### Data for this exercise ###

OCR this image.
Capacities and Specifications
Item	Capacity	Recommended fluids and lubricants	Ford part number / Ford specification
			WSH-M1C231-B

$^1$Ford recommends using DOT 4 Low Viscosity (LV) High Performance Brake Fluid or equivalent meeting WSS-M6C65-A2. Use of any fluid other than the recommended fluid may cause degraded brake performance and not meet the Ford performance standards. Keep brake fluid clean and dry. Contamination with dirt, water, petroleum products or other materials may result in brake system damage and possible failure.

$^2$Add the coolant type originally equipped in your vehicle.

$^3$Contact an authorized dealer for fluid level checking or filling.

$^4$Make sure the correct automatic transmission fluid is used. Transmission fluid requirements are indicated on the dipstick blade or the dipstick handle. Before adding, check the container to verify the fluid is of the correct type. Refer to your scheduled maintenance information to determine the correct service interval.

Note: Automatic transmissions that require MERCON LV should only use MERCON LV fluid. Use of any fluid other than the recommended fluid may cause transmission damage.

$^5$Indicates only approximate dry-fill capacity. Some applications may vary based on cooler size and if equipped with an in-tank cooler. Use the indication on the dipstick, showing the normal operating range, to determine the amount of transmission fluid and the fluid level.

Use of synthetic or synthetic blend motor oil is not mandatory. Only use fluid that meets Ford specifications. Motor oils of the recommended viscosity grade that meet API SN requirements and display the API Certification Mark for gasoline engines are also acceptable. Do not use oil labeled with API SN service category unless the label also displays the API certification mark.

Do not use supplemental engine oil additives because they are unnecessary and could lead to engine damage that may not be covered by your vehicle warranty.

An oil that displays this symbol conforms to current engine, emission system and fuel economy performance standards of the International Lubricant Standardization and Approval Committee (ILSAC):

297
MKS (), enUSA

###

The exercise:
Pick out all lines from the data above in which the word "vehicle" appears.

Written response:
$^2$Add the coolant type originally equipped in your vehicle.
Do not use supplemental engine oil additives because they are unnecessary and could lead to engine damage that may not be covered by your vehicle warranty.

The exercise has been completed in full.